- _What is being asked_:
Wherever a line in the data below holds "items", copy that line.

┌─ Raw data

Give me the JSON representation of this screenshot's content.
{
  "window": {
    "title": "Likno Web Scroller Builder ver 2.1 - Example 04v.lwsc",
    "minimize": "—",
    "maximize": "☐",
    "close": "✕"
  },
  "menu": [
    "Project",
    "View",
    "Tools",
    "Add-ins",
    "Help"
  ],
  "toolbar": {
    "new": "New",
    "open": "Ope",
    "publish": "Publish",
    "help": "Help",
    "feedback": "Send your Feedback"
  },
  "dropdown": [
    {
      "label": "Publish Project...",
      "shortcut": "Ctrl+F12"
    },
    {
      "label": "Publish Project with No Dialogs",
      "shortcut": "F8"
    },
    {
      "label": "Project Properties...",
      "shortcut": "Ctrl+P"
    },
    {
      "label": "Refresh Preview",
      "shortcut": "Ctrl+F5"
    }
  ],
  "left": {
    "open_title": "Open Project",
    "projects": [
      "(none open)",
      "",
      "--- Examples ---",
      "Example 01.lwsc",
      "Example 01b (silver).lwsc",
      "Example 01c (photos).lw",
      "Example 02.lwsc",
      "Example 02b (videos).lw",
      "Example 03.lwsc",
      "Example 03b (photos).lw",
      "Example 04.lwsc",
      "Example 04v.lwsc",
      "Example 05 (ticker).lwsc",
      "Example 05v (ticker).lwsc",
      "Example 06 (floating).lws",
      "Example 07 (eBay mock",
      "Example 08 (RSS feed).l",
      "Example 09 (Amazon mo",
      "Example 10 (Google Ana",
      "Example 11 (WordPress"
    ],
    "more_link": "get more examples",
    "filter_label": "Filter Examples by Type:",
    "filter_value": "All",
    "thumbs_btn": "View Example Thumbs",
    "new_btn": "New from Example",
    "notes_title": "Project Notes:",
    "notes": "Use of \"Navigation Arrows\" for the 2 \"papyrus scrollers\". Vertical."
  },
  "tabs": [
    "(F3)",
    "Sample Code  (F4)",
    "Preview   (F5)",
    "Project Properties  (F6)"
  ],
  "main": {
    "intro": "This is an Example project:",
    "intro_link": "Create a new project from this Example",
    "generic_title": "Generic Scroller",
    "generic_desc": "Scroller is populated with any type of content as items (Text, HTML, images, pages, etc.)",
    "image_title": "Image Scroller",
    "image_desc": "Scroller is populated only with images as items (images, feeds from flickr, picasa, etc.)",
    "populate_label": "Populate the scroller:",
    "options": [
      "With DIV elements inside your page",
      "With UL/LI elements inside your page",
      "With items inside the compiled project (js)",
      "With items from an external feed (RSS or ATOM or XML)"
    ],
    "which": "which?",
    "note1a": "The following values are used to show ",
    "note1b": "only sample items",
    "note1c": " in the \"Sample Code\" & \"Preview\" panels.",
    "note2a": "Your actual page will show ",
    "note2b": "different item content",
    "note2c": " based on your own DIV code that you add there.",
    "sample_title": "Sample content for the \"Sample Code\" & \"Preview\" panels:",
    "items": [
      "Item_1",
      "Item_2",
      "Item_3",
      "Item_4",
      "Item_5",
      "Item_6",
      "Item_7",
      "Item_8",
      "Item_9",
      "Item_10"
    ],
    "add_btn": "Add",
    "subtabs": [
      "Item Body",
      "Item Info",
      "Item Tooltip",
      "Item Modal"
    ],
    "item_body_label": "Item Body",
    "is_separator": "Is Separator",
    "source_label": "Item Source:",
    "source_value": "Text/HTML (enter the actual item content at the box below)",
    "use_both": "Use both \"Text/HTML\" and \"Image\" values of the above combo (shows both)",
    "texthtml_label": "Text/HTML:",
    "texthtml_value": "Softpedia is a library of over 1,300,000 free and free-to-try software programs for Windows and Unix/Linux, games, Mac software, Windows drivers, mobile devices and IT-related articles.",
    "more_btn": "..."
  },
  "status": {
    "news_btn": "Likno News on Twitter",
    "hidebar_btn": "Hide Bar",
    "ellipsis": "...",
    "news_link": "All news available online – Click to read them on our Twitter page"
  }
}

└─

- _Right answer_:
    "generic_desc": "Scroller is populated with any type of content as items (Text, HTML, images, pages, etc.)",
    "image_desc": "Scroller is populated only with images as items (images, feeds from flickr, picasa, etc.)",
      "With items inside the compiled project (js)",
      "With items from an external feed (RSS or ATOM or XML)"
    "note1b": "only sample items",
    "items": [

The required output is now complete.